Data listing
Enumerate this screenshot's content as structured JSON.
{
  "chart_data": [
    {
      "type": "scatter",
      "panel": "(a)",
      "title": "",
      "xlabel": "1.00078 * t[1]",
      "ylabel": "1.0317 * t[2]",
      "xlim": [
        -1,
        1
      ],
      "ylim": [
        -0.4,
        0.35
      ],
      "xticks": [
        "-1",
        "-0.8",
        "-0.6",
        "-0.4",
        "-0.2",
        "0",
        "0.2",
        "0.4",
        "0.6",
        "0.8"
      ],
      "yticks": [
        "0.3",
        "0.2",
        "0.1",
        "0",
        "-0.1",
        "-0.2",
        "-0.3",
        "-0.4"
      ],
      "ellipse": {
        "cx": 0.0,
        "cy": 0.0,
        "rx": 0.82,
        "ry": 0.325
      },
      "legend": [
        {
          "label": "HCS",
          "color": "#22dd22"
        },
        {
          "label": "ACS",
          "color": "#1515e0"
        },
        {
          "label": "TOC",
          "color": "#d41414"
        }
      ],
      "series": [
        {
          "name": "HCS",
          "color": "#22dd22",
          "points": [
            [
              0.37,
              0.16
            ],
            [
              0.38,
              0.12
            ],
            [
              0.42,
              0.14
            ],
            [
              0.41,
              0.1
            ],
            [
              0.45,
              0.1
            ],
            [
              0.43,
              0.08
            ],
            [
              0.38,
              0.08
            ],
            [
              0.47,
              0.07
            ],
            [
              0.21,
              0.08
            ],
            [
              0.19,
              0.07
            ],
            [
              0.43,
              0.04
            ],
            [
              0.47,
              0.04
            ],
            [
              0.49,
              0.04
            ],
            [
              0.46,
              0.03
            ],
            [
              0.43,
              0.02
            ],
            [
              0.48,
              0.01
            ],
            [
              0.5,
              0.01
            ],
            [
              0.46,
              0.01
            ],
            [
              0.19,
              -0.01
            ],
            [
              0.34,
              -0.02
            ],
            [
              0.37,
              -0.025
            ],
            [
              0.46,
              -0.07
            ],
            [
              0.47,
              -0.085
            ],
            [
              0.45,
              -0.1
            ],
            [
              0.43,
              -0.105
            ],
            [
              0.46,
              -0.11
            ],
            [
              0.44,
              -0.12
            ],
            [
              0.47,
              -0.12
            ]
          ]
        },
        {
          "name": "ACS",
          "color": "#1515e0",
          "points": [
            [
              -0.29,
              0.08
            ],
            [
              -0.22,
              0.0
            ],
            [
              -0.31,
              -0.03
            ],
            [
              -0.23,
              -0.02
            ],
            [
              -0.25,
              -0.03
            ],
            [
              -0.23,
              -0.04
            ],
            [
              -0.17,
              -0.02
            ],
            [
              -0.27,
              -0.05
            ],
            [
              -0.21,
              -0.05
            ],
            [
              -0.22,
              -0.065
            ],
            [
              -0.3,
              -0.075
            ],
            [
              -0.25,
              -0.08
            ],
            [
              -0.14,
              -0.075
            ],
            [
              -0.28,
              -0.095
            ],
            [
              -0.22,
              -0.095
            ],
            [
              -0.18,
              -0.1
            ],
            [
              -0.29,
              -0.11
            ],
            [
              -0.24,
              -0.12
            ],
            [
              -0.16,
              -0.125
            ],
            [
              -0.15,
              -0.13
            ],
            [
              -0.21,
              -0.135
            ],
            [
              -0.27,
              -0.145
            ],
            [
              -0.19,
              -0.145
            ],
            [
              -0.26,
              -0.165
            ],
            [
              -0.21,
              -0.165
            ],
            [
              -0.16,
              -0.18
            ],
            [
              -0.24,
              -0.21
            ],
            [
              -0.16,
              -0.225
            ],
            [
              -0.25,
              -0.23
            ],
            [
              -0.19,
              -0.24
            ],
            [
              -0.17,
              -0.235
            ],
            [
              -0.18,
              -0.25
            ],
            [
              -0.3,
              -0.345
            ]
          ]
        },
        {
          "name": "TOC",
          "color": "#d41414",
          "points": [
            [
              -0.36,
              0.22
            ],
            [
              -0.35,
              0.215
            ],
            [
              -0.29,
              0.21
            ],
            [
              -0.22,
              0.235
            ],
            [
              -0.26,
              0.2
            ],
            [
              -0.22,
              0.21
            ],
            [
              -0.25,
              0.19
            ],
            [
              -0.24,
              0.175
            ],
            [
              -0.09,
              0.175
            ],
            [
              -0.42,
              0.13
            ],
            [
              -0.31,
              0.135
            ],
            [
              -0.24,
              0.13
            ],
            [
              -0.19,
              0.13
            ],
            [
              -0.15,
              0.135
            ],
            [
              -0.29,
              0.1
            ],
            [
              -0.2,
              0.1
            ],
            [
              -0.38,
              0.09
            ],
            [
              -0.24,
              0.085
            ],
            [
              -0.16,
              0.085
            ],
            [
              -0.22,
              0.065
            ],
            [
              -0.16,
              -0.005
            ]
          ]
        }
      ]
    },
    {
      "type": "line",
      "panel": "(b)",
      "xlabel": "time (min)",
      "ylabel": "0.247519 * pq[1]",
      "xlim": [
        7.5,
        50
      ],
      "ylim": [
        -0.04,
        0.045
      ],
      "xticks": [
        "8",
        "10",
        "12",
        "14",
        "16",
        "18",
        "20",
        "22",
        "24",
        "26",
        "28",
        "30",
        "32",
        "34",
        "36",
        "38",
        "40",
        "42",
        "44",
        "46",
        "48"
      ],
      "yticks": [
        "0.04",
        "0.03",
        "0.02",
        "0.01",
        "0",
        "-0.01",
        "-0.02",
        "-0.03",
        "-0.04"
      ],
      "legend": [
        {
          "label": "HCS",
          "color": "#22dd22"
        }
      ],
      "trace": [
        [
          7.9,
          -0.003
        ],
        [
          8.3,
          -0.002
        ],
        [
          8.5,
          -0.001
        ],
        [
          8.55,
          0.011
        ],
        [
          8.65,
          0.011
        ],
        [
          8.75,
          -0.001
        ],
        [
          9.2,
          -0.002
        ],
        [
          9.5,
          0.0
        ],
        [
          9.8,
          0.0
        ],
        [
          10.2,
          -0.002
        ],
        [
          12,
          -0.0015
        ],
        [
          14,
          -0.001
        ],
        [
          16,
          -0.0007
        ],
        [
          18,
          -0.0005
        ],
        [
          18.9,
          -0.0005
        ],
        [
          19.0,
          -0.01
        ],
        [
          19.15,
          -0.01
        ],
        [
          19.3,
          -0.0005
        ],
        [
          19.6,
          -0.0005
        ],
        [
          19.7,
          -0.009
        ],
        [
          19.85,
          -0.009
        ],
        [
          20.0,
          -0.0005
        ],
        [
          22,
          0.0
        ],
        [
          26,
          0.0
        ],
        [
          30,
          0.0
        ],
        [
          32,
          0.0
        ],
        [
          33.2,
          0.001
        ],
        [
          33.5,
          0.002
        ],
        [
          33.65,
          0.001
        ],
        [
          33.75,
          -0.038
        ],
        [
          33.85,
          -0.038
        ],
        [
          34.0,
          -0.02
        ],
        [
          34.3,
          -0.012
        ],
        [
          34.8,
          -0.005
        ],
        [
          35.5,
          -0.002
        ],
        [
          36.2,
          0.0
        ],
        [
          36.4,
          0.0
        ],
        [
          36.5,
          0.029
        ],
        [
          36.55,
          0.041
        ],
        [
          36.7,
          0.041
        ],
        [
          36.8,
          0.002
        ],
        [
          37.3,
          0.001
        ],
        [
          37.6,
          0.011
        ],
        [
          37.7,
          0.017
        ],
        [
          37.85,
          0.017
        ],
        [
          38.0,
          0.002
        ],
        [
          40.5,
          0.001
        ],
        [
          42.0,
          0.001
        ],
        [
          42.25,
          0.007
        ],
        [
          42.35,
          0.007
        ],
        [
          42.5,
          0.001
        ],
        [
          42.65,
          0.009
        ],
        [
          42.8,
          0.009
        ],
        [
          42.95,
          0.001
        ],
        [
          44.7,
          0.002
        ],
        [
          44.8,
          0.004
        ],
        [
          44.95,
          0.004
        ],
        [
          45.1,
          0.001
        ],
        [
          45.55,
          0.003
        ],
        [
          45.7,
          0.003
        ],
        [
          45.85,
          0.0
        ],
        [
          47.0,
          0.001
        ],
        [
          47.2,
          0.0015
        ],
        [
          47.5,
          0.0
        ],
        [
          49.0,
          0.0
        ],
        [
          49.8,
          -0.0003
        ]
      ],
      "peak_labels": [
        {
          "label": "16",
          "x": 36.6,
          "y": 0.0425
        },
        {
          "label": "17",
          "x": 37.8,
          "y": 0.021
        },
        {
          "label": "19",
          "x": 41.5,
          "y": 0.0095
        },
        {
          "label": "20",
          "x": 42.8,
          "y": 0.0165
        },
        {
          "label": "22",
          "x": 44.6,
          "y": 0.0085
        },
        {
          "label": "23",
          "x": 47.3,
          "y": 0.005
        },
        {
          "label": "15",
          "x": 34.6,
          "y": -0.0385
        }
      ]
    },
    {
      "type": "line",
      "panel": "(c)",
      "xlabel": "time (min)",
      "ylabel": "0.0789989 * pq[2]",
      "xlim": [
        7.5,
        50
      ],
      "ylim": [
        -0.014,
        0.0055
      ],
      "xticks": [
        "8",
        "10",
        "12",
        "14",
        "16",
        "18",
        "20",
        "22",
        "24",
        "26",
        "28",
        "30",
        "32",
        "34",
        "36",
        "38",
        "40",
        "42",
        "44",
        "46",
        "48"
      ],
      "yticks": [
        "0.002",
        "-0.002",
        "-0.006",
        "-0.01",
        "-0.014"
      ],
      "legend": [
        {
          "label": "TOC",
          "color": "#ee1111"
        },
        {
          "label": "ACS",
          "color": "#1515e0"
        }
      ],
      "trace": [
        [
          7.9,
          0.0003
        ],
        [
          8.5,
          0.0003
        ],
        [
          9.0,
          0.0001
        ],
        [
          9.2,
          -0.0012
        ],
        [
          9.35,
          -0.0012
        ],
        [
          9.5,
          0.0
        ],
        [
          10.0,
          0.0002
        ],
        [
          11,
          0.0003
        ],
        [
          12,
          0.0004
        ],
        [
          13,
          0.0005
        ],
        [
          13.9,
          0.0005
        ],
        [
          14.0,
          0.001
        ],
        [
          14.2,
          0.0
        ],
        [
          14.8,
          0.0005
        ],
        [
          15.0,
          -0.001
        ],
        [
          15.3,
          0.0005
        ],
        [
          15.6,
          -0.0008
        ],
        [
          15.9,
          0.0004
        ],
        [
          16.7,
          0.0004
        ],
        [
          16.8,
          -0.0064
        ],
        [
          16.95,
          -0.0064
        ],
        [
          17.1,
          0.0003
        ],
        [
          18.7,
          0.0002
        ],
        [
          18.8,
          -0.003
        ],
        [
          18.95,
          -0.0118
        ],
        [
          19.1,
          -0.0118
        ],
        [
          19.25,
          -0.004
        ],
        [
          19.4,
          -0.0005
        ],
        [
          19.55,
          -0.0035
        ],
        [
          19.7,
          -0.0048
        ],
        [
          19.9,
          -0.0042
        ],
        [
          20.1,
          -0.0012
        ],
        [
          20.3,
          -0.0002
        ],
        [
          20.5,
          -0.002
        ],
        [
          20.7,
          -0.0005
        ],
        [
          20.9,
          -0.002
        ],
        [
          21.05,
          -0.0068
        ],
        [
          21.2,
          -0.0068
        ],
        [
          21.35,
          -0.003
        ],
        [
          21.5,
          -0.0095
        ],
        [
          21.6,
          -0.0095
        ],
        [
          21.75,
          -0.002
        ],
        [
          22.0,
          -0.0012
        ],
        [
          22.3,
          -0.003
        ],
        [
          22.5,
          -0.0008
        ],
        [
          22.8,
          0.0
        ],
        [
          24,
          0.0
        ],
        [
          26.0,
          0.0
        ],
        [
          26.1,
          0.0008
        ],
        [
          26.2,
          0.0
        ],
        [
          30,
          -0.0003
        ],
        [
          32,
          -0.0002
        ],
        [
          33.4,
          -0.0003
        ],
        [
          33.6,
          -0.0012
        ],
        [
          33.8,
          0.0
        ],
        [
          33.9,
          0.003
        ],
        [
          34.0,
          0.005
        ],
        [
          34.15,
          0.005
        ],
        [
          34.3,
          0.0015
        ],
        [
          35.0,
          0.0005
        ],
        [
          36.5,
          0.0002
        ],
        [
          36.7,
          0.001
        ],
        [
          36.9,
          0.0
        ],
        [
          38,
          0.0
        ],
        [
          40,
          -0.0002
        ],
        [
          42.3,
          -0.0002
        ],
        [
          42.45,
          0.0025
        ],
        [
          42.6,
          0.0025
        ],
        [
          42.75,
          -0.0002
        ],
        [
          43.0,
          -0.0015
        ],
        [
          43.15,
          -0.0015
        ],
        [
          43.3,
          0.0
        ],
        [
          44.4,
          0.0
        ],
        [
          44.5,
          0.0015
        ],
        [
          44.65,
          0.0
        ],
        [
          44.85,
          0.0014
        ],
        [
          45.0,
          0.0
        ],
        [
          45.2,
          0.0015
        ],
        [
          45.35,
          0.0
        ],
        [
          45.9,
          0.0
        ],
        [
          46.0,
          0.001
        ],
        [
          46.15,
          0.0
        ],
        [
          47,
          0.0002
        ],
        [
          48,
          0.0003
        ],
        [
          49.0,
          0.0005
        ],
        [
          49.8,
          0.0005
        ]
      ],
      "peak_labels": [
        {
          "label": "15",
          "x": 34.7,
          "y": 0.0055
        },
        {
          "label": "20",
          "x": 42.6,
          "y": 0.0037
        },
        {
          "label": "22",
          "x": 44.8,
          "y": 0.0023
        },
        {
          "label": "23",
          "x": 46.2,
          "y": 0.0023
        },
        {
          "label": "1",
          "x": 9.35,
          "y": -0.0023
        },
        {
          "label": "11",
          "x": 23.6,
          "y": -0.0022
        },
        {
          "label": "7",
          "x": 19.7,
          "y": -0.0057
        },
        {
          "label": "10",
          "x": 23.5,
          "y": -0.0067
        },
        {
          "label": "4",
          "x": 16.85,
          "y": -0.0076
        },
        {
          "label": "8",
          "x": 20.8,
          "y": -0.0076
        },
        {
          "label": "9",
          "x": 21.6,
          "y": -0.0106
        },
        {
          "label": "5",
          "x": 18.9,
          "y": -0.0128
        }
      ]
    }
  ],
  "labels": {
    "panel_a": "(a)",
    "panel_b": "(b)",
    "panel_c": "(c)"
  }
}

Work to be completed: How many of the lines above include the word "color"? Respond with the number alone.

The answer: 9